#### [THE EXERCISE]
Copy each line of the entries that contains the word "Window".

#### [STORED RECORDS]

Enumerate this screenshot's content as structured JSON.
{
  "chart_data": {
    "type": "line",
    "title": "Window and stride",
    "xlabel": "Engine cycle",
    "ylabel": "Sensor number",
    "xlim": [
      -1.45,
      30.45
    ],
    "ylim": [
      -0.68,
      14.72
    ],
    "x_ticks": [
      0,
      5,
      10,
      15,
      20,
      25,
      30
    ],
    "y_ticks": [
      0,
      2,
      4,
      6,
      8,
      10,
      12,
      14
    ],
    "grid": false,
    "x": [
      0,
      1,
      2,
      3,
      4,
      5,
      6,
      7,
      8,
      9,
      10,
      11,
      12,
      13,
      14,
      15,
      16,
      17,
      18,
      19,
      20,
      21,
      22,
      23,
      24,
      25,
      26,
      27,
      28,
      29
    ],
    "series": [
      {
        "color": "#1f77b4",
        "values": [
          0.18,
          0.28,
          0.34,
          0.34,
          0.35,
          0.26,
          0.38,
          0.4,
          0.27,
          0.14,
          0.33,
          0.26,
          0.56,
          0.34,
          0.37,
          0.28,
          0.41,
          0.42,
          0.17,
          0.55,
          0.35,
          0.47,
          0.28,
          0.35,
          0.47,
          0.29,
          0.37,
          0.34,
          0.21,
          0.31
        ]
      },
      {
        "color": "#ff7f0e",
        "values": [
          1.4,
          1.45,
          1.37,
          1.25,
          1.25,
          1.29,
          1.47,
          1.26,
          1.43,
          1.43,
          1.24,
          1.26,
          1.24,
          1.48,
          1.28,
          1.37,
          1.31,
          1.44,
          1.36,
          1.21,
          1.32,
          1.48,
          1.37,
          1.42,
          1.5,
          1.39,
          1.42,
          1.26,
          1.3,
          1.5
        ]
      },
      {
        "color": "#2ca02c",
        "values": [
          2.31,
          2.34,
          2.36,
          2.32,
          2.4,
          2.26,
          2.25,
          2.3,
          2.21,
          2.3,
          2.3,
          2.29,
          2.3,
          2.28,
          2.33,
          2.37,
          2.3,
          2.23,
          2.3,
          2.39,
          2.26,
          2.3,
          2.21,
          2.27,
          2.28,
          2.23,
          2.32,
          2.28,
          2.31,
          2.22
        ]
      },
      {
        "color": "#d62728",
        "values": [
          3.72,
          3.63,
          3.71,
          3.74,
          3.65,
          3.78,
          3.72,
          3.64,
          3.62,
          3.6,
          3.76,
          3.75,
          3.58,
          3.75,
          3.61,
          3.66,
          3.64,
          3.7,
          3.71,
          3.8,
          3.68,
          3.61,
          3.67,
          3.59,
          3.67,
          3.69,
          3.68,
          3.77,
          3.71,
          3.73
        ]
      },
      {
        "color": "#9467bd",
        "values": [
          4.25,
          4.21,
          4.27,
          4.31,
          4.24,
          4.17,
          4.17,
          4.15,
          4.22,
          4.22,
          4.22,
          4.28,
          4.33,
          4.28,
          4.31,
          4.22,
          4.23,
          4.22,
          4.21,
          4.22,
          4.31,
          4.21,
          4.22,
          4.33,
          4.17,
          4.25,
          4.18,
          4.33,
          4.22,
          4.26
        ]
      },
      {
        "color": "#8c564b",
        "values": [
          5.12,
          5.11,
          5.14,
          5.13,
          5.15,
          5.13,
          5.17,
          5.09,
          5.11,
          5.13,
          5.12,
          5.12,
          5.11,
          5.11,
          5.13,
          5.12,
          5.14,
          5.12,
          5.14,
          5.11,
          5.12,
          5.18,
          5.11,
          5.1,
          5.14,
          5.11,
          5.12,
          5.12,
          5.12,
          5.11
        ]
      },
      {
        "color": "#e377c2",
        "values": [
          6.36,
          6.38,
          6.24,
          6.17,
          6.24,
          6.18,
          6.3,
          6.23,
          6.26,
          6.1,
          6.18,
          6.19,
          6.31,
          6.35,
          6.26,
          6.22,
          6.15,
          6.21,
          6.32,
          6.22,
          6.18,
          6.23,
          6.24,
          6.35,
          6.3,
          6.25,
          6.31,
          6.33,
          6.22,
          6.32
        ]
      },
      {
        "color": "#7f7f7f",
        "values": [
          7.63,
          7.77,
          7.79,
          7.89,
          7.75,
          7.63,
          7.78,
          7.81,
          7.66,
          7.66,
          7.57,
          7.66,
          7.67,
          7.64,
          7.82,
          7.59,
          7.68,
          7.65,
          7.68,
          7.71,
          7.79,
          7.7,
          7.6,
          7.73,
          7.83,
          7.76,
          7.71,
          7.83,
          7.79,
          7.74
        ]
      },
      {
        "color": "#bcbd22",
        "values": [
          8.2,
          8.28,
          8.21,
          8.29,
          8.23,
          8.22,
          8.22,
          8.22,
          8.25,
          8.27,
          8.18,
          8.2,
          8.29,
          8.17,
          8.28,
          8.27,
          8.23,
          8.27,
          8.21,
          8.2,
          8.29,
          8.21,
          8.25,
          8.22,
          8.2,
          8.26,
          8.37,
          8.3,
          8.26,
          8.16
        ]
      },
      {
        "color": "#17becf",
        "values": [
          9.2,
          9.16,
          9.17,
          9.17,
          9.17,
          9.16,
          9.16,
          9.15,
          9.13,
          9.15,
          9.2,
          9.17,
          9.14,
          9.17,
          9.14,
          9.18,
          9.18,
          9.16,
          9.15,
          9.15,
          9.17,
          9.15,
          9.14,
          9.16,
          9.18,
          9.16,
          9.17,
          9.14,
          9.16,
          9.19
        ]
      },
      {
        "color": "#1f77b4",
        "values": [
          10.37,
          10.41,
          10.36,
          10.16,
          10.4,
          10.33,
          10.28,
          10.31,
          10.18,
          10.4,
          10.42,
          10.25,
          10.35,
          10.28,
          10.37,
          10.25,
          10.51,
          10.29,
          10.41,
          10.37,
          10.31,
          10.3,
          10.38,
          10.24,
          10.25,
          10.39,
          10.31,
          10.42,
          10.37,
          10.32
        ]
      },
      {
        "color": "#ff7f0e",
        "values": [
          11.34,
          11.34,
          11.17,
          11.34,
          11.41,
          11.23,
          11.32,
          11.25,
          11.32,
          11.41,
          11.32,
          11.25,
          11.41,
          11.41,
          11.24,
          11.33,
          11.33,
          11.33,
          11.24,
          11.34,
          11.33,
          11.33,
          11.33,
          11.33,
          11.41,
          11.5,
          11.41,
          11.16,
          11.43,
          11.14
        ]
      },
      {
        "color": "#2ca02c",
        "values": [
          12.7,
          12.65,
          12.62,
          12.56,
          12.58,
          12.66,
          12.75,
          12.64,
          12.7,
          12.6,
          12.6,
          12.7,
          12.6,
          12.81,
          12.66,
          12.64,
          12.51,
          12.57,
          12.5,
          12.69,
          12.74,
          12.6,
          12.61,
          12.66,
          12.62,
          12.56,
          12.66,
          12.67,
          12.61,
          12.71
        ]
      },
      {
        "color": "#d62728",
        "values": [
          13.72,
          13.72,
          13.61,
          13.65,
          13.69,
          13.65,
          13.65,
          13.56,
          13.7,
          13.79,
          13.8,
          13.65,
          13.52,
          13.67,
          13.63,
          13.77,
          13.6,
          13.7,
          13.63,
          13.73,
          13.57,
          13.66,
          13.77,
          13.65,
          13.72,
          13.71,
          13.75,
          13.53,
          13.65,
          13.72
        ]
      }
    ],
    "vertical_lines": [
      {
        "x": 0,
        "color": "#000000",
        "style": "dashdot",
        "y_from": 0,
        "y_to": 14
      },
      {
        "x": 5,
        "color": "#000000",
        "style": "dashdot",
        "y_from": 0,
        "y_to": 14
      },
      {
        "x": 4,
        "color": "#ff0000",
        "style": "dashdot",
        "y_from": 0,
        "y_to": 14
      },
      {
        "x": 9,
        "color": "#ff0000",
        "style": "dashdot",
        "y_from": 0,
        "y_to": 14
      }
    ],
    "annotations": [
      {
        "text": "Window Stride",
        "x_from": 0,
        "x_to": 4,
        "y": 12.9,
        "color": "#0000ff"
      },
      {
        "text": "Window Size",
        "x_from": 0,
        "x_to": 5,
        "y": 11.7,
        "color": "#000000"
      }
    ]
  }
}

#### [WRITTEN REPLY]
    "title": "Window and stride",
        "text": "Window Stride",
        "text": "Window Size",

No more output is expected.